▸ **WORK INSTRUCTIONS**:
Your answer should be only a number: how many lines include the word "Global".

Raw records
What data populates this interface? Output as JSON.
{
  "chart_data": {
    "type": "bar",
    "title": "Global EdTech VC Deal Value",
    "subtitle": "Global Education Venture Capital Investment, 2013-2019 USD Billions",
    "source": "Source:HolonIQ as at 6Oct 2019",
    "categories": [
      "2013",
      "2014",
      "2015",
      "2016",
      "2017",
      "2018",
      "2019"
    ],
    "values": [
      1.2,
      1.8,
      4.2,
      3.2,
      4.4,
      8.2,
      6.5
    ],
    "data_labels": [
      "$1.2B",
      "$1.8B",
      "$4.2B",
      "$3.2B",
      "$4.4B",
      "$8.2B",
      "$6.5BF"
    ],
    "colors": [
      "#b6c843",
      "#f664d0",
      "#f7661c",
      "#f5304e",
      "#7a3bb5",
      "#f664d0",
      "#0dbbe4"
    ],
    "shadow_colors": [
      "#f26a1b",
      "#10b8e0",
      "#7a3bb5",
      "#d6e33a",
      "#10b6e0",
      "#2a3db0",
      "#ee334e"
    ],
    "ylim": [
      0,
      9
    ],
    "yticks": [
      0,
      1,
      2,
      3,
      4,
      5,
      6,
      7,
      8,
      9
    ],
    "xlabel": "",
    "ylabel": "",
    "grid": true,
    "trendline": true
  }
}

▸ **COMPLETE RESPONSE**:
2